Dataset content

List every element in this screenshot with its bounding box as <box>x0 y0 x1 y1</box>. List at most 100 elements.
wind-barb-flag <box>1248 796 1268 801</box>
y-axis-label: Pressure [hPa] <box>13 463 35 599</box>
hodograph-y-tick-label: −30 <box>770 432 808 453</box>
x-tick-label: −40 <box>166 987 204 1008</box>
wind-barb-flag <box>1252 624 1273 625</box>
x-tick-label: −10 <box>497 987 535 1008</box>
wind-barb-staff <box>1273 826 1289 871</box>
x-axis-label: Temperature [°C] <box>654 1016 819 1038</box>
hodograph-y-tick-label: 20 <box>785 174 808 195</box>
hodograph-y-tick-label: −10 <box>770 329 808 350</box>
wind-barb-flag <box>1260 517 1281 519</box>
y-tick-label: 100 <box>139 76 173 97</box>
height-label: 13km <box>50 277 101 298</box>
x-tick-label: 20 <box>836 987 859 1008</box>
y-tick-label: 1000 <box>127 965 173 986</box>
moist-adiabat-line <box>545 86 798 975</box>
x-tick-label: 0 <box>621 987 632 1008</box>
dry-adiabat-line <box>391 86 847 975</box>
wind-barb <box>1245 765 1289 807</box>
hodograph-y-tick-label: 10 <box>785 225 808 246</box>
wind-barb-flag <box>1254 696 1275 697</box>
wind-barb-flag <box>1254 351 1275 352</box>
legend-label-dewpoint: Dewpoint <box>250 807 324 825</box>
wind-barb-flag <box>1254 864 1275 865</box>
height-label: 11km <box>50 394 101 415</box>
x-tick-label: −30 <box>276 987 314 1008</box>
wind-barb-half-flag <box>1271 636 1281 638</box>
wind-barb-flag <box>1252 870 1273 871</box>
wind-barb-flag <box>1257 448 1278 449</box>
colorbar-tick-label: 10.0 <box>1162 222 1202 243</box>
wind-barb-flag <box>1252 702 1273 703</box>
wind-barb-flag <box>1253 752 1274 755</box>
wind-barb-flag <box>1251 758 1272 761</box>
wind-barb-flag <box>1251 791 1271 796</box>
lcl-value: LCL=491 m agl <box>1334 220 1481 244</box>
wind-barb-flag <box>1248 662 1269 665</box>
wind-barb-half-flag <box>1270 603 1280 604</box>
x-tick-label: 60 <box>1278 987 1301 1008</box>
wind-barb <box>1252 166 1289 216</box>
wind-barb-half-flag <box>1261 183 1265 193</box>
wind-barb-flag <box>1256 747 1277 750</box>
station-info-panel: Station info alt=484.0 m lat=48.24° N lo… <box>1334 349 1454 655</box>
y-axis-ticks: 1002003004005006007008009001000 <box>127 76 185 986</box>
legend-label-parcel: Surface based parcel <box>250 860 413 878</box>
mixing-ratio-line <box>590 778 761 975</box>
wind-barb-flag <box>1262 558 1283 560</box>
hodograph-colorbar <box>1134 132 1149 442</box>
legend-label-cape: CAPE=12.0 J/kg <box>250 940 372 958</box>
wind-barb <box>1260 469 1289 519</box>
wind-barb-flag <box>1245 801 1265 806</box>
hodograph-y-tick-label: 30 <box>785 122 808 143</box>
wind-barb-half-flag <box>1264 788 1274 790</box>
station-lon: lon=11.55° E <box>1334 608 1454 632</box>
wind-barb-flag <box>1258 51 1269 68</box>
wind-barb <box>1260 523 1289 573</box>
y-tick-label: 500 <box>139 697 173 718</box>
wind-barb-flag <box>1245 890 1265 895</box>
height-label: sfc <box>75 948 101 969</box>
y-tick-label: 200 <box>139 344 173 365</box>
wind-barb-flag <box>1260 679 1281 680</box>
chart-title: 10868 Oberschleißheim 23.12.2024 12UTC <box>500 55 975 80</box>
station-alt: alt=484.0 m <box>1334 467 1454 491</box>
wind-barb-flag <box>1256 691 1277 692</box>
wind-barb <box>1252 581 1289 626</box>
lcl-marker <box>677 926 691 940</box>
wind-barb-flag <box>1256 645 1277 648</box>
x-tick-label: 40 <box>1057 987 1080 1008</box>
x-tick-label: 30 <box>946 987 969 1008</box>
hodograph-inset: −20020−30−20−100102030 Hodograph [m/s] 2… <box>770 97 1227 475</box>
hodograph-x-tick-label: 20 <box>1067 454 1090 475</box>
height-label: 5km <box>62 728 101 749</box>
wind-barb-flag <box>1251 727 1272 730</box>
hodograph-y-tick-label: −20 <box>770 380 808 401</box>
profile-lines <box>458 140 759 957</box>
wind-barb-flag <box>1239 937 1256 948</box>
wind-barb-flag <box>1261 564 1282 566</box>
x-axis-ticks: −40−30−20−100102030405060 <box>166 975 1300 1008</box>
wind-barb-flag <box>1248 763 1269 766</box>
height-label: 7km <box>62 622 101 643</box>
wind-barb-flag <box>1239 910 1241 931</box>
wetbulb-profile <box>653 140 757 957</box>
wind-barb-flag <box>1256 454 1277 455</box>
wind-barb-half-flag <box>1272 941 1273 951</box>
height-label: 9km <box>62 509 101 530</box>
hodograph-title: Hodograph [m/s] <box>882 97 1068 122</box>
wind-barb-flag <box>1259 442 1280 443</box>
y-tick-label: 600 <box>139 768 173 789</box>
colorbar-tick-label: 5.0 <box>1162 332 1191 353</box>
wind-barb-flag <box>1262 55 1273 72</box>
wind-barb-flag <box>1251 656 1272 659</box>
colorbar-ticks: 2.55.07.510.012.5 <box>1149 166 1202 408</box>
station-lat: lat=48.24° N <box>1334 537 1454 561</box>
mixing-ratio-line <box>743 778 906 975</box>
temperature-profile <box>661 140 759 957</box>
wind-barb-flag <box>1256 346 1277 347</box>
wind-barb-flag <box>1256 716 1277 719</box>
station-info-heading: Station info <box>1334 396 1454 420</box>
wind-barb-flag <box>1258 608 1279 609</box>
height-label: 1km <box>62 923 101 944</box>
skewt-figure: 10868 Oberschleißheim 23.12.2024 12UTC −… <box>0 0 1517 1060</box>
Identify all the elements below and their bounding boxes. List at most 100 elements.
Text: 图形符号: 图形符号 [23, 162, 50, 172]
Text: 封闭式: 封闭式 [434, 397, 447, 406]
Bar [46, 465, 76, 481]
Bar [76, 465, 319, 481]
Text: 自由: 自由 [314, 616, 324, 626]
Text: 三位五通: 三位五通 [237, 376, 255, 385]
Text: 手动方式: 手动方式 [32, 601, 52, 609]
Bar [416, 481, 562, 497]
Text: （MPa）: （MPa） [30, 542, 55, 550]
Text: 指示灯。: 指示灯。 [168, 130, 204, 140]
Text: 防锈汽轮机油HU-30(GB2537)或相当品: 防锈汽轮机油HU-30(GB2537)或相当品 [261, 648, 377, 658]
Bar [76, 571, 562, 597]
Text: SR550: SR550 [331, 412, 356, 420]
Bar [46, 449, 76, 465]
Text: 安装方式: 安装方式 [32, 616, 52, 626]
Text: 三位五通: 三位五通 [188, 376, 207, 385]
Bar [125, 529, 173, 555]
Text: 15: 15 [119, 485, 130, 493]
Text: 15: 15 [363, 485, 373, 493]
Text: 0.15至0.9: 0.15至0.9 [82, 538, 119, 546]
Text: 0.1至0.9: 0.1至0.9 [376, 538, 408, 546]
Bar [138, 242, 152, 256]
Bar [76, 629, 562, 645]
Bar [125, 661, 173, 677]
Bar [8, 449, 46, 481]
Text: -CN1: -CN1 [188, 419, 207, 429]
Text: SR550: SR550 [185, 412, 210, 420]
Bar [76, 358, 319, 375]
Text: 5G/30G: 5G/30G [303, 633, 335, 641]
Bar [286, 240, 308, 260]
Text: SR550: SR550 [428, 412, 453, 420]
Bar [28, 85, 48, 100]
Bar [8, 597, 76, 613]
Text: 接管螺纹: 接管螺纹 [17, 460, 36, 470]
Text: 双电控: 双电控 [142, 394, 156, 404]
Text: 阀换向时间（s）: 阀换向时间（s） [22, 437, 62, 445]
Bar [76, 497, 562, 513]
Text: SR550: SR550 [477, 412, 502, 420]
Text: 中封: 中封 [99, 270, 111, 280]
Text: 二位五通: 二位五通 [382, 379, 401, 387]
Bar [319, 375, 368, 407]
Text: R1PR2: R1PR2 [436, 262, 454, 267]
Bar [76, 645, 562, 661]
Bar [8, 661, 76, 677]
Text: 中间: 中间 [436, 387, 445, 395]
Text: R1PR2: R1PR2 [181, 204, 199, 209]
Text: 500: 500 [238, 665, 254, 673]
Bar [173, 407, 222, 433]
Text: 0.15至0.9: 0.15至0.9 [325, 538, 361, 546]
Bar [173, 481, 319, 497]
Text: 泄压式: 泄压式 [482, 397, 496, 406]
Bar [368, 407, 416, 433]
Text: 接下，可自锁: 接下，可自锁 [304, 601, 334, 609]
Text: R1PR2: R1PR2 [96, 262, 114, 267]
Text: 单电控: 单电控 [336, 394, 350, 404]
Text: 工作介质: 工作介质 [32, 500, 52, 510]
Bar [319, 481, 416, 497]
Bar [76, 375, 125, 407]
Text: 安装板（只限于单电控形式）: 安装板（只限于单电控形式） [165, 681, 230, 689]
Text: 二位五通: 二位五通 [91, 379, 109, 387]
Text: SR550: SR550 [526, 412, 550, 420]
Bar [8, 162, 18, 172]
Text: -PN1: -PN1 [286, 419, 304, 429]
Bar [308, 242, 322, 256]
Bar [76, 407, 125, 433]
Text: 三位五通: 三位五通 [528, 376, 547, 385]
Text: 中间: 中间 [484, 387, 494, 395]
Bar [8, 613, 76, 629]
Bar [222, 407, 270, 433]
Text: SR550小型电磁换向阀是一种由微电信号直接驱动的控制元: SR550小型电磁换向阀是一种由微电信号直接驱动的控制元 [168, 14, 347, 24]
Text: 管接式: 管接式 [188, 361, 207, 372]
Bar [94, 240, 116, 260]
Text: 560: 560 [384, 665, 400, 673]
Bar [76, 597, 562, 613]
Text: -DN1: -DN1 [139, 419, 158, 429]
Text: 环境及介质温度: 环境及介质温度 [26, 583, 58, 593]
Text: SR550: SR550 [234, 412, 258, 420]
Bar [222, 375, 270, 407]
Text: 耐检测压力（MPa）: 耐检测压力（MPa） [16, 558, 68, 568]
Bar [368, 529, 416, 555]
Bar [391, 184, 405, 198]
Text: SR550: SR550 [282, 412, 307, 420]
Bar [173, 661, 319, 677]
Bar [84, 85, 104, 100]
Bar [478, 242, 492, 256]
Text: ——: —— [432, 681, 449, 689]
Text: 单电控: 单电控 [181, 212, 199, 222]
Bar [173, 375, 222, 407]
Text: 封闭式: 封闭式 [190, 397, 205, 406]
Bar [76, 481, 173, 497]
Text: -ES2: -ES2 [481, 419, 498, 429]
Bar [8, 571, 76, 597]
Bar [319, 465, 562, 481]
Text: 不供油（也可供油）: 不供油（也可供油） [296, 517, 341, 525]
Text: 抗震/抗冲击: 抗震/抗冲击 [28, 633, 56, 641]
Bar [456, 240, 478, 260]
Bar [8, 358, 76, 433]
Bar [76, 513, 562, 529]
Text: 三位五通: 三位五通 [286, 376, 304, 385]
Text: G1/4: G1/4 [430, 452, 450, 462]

Work to complete
Arrange the lines from the start of the records up to and including the line with "y-tick-label: 1000 <box>127 965 173 986</box>" as a Markdown table with the columns Number and Record line, omitting blank lines.

Task output
| Number | Record line |
|---|---|
| 1 | List every element in this screenshot with its bounding box as <box>x0 y0 x1 y1</box>. List at most 100 elements. |
| 2 | wind-barb-flag <box>1248 796 1268 801</box> |
| 3 | y-axis-label: Pressure [hPa] <box>13 463 35 599</box> |
| 4 | hodograph-y-tick-label: −30 <box>770 432 808 453</box> |
| 5 | x-tick-label: −40 <box>166 987 204 1008</box> |
| 6 | wind-barb-flag <box>1252 624 1273 625</box> |
| 7 | x-tick-label: −10 <box>497 987 535 1008</box> |
| 8 | wind-barb-staff <box>1273 826 1289 871</box> |
| 9 | x-axis-label: Temperature [°C] <box>654 1016 819 1038</box> |
| 10 | hodograph-y-tick-label: 20 <box>785 174 808 195</box> |
| 11 | hodograph-y-tick-label: −10 <box>770 329 808 350</box> |
| 12 | wind-barb-flag <box>1260 517 1281 519</box> |
| 13 | y-tick-label: 100 <box>139 76 173 97</box> |
| 14 | height-label: 13km <box>50 277 101 298</box> |
| 15 | x-tick-label: 20 <box>836 987 859 1008</box> |
| 16 | y-tick-label: 1000 <box>127 965 173 986</box> |